Stated exercise:
Filter for the word "Head" and keep each matching line.

Records for this task:
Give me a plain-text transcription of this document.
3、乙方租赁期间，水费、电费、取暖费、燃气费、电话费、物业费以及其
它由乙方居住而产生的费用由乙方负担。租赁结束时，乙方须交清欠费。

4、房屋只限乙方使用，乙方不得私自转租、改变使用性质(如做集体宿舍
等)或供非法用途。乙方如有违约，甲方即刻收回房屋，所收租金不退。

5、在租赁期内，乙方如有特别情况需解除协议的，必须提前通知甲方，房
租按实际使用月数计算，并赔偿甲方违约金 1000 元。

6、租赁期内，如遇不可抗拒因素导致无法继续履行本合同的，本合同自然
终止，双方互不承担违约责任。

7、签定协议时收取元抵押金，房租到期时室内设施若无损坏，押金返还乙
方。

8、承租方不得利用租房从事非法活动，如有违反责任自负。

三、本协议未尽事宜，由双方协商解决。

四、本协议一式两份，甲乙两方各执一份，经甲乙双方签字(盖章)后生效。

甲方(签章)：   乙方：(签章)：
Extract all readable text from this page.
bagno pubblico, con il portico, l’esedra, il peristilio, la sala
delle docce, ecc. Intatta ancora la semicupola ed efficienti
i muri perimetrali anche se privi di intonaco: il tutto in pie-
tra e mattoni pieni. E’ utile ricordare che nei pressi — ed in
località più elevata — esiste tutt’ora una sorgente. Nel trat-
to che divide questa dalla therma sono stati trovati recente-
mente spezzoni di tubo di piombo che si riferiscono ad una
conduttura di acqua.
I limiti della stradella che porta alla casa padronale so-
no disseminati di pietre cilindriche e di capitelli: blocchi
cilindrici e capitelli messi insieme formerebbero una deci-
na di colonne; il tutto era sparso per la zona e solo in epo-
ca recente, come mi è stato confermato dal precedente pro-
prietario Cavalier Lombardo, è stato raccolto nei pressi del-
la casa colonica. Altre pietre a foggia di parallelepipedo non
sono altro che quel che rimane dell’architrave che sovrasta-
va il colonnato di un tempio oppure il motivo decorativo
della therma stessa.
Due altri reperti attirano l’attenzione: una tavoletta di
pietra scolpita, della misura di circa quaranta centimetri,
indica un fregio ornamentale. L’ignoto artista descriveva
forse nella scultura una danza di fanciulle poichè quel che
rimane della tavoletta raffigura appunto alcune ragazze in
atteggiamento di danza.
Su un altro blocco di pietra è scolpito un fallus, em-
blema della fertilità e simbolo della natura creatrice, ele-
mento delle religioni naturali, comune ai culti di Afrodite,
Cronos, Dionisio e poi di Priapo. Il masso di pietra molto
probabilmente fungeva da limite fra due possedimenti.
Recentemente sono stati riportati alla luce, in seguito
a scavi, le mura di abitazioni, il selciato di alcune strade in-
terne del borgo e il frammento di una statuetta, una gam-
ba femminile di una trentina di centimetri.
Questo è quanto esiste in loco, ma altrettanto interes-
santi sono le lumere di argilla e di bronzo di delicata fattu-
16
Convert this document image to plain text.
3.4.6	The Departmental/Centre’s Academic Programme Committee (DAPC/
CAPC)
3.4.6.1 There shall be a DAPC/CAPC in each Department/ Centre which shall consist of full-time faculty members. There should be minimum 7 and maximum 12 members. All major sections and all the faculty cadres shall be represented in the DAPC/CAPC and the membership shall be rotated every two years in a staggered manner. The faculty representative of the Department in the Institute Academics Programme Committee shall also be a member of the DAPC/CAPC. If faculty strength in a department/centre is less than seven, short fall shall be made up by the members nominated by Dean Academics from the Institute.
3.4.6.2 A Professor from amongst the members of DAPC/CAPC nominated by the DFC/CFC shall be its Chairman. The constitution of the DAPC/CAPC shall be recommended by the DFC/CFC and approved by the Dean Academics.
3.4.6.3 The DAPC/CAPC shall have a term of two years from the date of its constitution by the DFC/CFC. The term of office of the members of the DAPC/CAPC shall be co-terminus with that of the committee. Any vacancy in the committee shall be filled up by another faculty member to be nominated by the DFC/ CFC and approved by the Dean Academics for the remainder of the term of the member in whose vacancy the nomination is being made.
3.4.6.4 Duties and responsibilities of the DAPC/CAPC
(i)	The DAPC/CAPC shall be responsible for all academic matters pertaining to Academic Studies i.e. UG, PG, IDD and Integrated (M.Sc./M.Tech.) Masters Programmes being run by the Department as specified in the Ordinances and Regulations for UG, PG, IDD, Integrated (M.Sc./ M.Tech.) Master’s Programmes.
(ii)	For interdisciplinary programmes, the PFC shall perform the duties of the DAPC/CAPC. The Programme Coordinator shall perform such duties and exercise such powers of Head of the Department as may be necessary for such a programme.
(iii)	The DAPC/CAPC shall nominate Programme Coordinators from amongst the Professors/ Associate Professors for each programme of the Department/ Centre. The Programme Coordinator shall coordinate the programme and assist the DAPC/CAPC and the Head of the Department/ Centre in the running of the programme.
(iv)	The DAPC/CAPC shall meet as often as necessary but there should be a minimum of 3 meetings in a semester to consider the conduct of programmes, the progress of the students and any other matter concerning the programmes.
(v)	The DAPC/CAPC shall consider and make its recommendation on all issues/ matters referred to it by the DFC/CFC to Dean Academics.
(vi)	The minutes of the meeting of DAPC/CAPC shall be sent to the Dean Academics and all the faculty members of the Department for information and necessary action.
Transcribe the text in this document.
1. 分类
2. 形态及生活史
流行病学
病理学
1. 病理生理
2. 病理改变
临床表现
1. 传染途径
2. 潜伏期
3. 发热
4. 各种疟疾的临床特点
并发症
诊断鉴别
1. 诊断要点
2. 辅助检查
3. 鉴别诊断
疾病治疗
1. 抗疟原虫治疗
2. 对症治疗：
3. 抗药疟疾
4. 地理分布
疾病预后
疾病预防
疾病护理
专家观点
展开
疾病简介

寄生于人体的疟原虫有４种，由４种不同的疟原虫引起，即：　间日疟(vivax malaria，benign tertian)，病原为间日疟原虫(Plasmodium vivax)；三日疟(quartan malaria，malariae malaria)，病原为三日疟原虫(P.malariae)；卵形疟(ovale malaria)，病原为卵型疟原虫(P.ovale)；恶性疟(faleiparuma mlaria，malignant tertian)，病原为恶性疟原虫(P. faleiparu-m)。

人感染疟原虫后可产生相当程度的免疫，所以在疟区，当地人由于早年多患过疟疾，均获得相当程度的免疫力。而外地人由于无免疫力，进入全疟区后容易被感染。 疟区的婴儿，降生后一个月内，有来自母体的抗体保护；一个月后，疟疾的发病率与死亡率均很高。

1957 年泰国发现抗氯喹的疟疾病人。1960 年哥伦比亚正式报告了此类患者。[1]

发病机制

Written response:
(ii)	For interdisciplinary programmes, the PFC shall perform the duties of the DAPC/CAPC. The Programme Coordinator shall perform such duties and exercise such powers of Head of the Department as may be necessary for such a programme.
(iii)	The DAPC/CAPC shall nominate Programme Coordinators from amongst the Professors/ Associate Professors for each programme of the Department/ Centre. The Programme Coordinator shall coordinate the programme and assist the DAPC/CAPC and the Head of the Department/ Centre in the running of the programme.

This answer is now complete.